▶ **Aim of the task**:
Copy all entries without alteration and skip the pictures they hold.

--

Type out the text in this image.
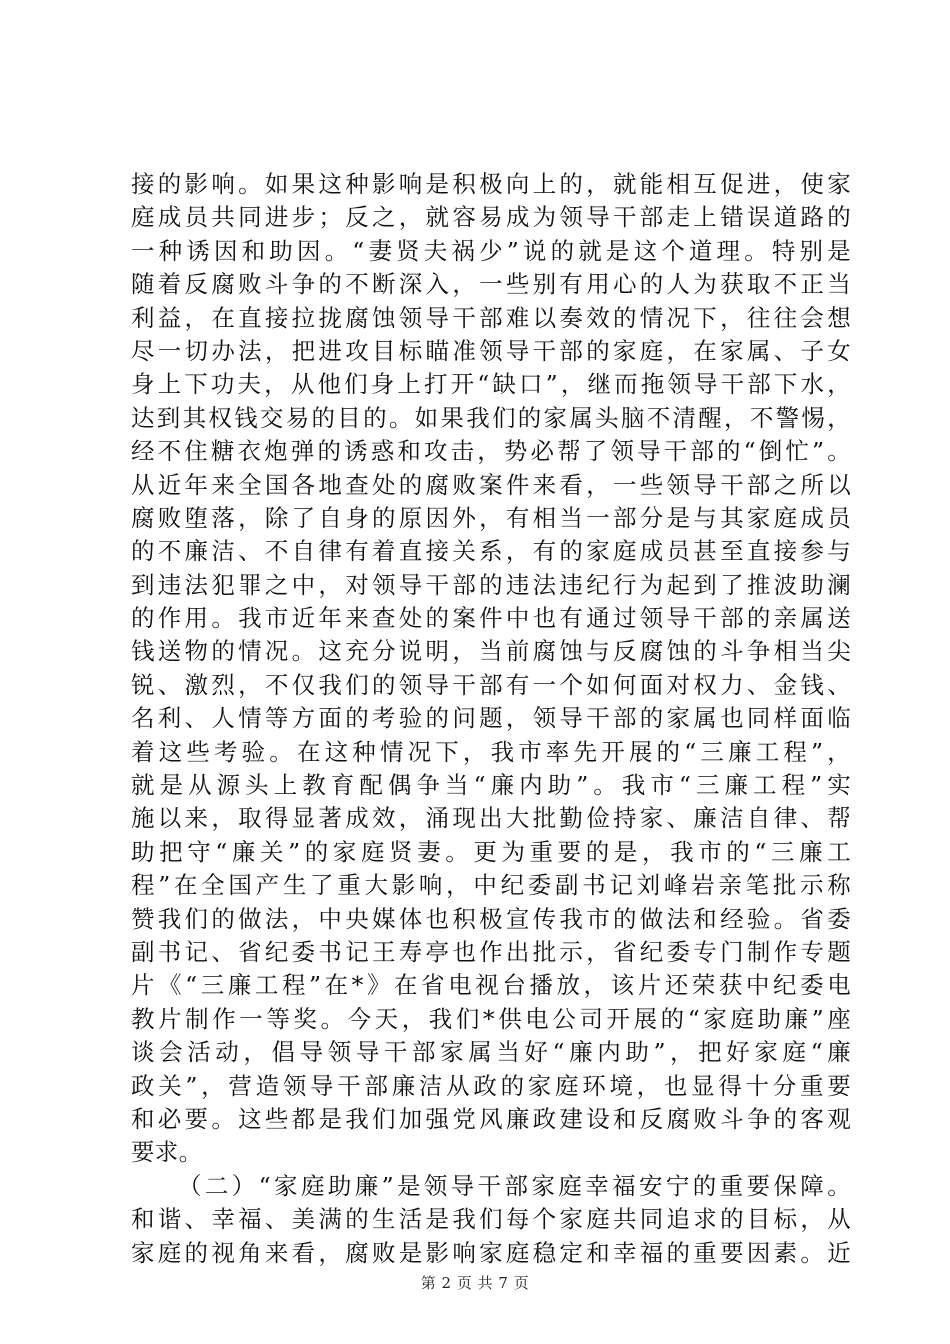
接的影响。如果这种影响是积极向上的，就能相互促进，使家
庭成员共同进步；反之，就容易成为领导干部走上错误道路的
一种诱因和助因。“妻贤夫祸少”说的就是这个道理。特别是
随着反腐败斗争的不断深入，一些别有用心的人为获取不正当
利益，在直接拉拢腐蚀领导干部难以奏效的情况下，往往会想
尽一切办法，把进攻目标瞄准领导干部的家庭，在家属、子女
身上下功夫，从他们身上打开“缺口”，继而拖领导干部下水，
达到其权钱交易的目的。如果我们的家属头脑不清醒，不警惕，
经不住糖衣炮弹的诱惑和攻击，势必帮了领导干部的“倒忙”。
从近年来全国各地查处的腐败案件来看，一些领导干部之所以
腐败堕落，除了自身的原因外，有相当一部分是与其家庭成员
的不廉洁、不自律有着直接关系，有的家庭成员甚至直接参与
到违法犯罪之中，对领导干部的违法违纪行为起到了推波助澜
的作用。我市近年来查处的案件中也有通过领导干部的亲属送
钱送物的情况。这充分说明，当前腐蚀与反腐蚀的斗争相当尖
锐、激烈，不仅我们的领导干部有一个如何面对权力、金钱、
名利、人情等方面的考验的问题，领导干部的家属也同样面临
着这些考验。在这种情况下，我市率先开展的“三廉工程”，
就是从源头上教育配偶争当“廉内助”。我市“三廉工程”实
施以来，取得显著成效，涌现出大批勤俭持家、廉洁自律、帮
助把守“廉关”的家庭贤妻。更为重要的是，我市的“三廉工
程”在全国产生了重大影响，中纪委副书记刘峰岩亲笔批示称
赞我们的做法，中央媒体也积极宣传我市的做法和经验。省委
副书记、省纪委书记王寿亭也作出批示，省纪委专门制作专题
片《“三廉工程”在*》在省电视台播放，该片还荣获中纪委电
教片制作一等奖。今天，我们*供电公司开展的“家庭助廉”座
谈会活动，倡导领导干部家属当好“廉内助”，把好家庭“廉
政关”，营造领导干部廉洁从政的家庭环境，也显得十分重要
和必要。这些都是我们加强党风廉政建设和反腐败斗争的客观
要求。
（二）“家庭助廉”是领导干部家庭幸福安宁的重要保障。
和谐、幸福、美满的生活是我们每个家庭共同追求的目标，从
家庭的视角来看，腐败是影响家庭稳定和幸福的重要因素。近
第 2 页 共 7 页
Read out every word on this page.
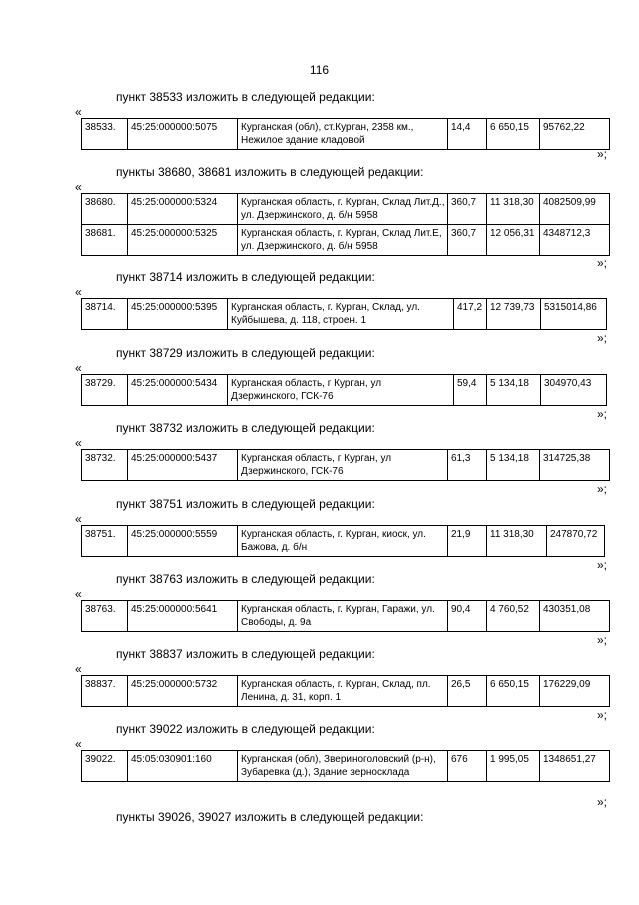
116
пункт 38533 изложить в следующей редакции:
«
38533.	45:25:000000:5075	Курганская (обл), ст.Курган, 2358 км., Нежилое здание кладовой	14,4	6 650,15	95762,22
»;
пункты 38680, 38681 изложить в следующей редакции:
«
38680.	45:25:000000:5324	Курганская область, г. Курган, Склад Лит.Д., ул. Дзержинского, д. б/н 5958	360,7	11 318,30	4082509,99
38681.	45:25:000000:5325	Курганская область, г. Курган, Склад Лит.Е, ул. Дзержинского, д. б/н 5958	360,7	12 056,31	4348712,3
»;
пункт 38714 изложить в следующей редакции:
«
38714.	45:25:000000:5395	Курганская область, г. Курган, Склад, ул. Куйбышева, д. 118, строен. 1	417,2	12 739,73	5315014,86
»;
пункт 38729 изложить в следующей редакции:
«
38729.	45:25:000000:5434	Курганская область, г Курган, ул Дзержинского, ГСК-76	59,4	5 134,18	304970,43
»;
пункт 38732 изложить в следующей редакции:
«
38732.	45:25:000000:5437	Курганская область, г Курган, ул Дзержинского, ГСК-76	61,3	5 134,18	314725,38
»;
пункт 38751 изложить в следующей редакции:
«
38751.	45:25:000000:5559	Курганская область, г. Курган, киоск, ул. Бажова, д. б/н	21,9	11 318,30	247870,72
»;
пункт 38763 изложить в следующей редакции:
«
38763.	45:25:000000:5641	Курганская область, г. Курган, Гаражи, ул. Свободы, д. 9а	90,4	4 760,52	430351,08
»;
пункт 38837 изложить в следующей редакции:
«
38837.	45:25:000000:5732	Курганская область, г. Курган, Склад, пл. Ленина, д. 31, корп. 1	26,5	6 650,15	176229,09
»;
пункт 39022 изложить в следующей редакции:
«
39022.	45:05:030901:160	Курганская (обл), Звериноголовский (р-н), Зубаревка (д.), Здание зерносклада	676	1 995,05	1348651,27
»;
пункты 39026, 39027 изложить в следующей редакции:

--

▶ **Task response**:
Type out the text in this image.
接的影响。如果这种影响是积极向上的，就能相互促进，使家
庭成员共同进步；反之，就容易成为领导干部走上错误道路的
一种诱因和助因。“妻贤夫祸少”说的就是这个道理。特别是
随着反腐败斗争的不断深入，一些别有用心的人为获取不正当
利益，在直接拉拢腐蚀领导干部难以奏效的情况下，往往会想
尽一切办法，把进攻目标瞄准领导干部的家庭，在家属、子女
身上下功夫，从他们身上打开“缺口”，继而拖领导干部下水，
达到其权钱交易的目的。如果我们的家属头脑不清醒，不警惕，
经不住糖衣炮弹的诱惑和攻击，势必帮了领导干部的“倒忙”。
从近年来全国各地查处的腐败案件来看，一些领导干部之所以
腐败堕落，除了自身的原因外，有相当一部分是与其家庭成员
的不廉洁、不自律有着直接关系，有的家庭成员甚至直接参与
到违法犯罪之中，对领导干部的违法违纪行为起到了推波助澜
的作用。我市近年来查处的案件中也有通过领导干部的亲属送
钱送物的情况。这充分说明，当前腐蚀与反腐蚀的斗争相当尖
锐、激烈，不仅我们的领导干部有一个如何面对权力、金钱、
名利、人情等方面的考验的问题，领导干部的家属也同样面临
着这些考验。在这种情况下，我市率先开展的“三廉工程”，
就是从源头上教育配偶争当“廉内助”。我市“三廉工程”实
施以来，取得显著成效，涌现出大批勤俭持家、廉洁自律、帮
助把守“廉关”的家庭贤妻。更为重要的是，我市的“三廉工
程”在全国产生了重大影响，中纪委副书记刘峰岩亲笔批示称
赞我们的做法，中央媒体也积极宣传我市的做法和经验。省委
副书记、省纪委书记王寿亭也作出批示，省纪委专门制作专题
片《“三廉工程”在*》在省电视台播放，该片还荣获中纪委电
教片制作一等奖。今天，我们*供电公司开展的“家庭助廉”座
谈会活动，倡导领导干部家属当好“廉内助”，把好家庭“廉
政关”，营造领导干部廉洁从政的家庭环境，也显得十分重要
和必要。这些都是我们加强党风廉政建设和反腐败斗争的客观
要求。
（二）“家庭助廉”是领导干部家庭幸福安宁的重要保障。
和谐、幸福、美满的生活是我们每个家庭共同追求的目标，从
家庭的视角来看，腐败是影响家庭稳定和幸福的重要因素。近
第 2 页 共 7 页
Read out every word on this page.
116
пункт 38533 изложить в следующей редакции:
«
38533.	45:25:000000:5075	Курганская (обл), ст.Курган, 2358 км., Нежилое здание кладовой	14,4	6 650,15	95762,22
»;
пункты 38680, 38681 изложить в следующей редакции:
«
38680.	45:25:000000:5324	Курганская область, г. Курган, Склад Лит.Д., ул. Дзержинского, д. б/н 5958	360,7	11 318,30	4082509,99
38681.	45:25:000000:5325	Курганская область, г. Курган, Склад Лит.Е, ул. Дзержинского, д. б/н 5958	360,7	12 056,31	4348712,3
»;
пункт 38714 изложить в следующей редакции:
«
38714.	45:25:000000:5395	Курганская область, г. Курган, Склад, ул. Куйбышева, д. 118, строен. 1	417,2	12 739,73	5315014,86
»;
пункт 38729 изложить в следующей редакции:
«
38729.	45:25:000000:5434	Курганская область, г Курган, ул Дзержинского, ГСК-76	59,4	5 134,18	304970,43
»;
пункт 38732 изложить в следующей редакции:
«
38732.	45:25:000000:5437	Курганская область, г Курган, ул Дзержинского, ГСК-76	61,3	5 134,18	314725,38
»;
пункт 38751 изложить в следующей редакции:
«
38751.	45:25:000000:5559	Курганская область, г. Курган, киоск, ул. Бажова, д. б/н	21,9	11 318,30	247870,72
»;
пункт 38763 изложить в следующей редакции:
«
38763.	45:25:000000:5641	Курганская область, г. Курган, Гаражи, ул. Свободы, д. 9а	90,4	4 760,52	430351,08
»;
пункт 38837 изложить в следующей редакции:
«
38837.	45:25:000000:5732	Курганская область, г. Курган, Склад, пл. Ленина, д. 31, корп. 1	26,5	6 650,15	176229,09
»;
пункт 39022 изложить в следующей редакции:
«
39022.	45:05:030901:160	Курганская (обл), Звериноголовский (р-н), Зубаревка (д.), Здание зерносклада	676	1 995,05	1348651,27
»;
пункты 39026, 39027 изложить в следующей редакции:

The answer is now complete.